## WRITTEN EXERCISE:
Find the lines below that contain the string "group". Copy each one.

Collected data entries:

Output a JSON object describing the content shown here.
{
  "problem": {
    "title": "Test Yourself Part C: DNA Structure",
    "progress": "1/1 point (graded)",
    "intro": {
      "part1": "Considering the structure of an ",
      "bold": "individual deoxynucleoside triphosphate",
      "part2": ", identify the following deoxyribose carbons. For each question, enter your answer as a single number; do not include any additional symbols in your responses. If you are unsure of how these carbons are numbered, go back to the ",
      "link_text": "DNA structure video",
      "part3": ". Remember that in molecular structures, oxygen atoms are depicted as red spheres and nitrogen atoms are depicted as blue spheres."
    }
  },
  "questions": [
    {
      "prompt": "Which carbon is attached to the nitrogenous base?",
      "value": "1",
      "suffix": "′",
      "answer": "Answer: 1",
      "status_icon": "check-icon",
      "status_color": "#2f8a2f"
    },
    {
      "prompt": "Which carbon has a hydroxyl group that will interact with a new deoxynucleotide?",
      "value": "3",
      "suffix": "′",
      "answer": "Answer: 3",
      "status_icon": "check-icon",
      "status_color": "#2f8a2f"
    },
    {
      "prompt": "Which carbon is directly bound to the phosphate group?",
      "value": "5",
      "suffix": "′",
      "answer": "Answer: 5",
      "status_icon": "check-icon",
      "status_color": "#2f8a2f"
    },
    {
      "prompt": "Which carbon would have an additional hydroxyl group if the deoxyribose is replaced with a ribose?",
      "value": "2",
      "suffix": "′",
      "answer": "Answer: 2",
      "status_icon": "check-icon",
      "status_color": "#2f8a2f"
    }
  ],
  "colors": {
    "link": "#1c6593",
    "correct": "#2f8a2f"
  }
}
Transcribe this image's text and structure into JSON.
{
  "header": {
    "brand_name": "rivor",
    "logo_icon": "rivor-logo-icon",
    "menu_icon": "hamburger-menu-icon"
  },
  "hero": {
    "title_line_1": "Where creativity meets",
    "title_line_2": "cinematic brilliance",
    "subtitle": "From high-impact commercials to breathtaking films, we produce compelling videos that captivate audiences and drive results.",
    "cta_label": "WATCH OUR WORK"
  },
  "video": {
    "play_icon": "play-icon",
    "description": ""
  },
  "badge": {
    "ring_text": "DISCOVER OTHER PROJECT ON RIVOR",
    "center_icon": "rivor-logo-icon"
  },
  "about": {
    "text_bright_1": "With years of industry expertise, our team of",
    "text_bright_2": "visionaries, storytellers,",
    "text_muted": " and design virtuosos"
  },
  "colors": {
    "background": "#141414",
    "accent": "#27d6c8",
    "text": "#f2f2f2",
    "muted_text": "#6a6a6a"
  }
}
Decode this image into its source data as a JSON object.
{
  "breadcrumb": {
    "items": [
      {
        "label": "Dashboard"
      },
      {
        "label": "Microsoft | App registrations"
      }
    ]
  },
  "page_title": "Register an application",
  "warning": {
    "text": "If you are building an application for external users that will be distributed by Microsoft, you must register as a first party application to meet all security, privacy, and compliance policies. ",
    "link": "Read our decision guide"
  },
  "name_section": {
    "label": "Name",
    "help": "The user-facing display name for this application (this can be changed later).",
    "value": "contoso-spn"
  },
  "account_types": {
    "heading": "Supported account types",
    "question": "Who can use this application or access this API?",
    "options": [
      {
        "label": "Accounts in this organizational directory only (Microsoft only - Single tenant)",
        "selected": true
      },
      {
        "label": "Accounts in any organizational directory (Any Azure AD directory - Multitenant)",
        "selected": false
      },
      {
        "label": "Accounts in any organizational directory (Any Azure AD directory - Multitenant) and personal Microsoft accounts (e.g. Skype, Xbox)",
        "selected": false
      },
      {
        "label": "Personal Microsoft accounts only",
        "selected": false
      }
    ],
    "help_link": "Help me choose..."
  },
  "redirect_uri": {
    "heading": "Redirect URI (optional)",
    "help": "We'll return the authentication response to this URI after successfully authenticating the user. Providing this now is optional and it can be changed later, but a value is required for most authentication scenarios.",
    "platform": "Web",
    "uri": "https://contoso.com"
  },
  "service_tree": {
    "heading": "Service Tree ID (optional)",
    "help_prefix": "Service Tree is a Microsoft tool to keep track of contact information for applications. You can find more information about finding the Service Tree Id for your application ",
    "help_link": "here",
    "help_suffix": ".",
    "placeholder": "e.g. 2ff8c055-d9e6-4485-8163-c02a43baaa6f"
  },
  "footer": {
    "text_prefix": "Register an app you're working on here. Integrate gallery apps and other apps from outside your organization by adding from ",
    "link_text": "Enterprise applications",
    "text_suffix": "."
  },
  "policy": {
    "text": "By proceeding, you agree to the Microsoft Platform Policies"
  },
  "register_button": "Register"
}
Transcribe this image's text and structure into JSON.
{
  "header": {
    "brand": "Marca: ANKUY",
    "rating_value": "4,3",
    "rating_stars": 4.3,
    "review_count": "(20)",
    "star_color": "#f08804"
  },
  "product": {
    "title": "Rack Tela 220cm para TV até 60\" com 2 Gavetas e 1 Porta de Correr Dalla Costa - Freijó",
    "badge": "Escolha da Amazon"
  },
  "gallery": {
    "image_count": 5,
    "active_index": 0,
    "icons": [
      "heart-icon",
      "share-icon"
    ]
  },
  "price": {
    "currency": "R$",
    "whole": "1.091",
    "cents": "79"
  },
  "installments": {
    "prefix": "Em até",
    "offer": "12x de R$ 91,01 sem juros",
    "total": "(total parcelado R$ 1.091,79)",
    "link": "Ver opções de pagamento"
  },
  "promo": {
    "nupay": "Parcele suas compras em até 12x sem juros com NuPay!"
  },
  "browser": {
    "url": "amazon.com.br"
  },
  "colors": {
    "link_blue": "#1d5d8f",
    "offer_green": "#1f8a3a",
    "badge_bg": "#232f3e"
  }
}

## RESPONSE TO THIS TASK:
      "prompt": "Which carbon has a hydroxyl group that will interact with a new deoxynucleotide?",
      "prompt": "Which carbon is directly bound to the phosphate group?",
      "prompt": "Which carbon would have an additional hydroxyl group if the deoxyribose is replaced with a ribose?",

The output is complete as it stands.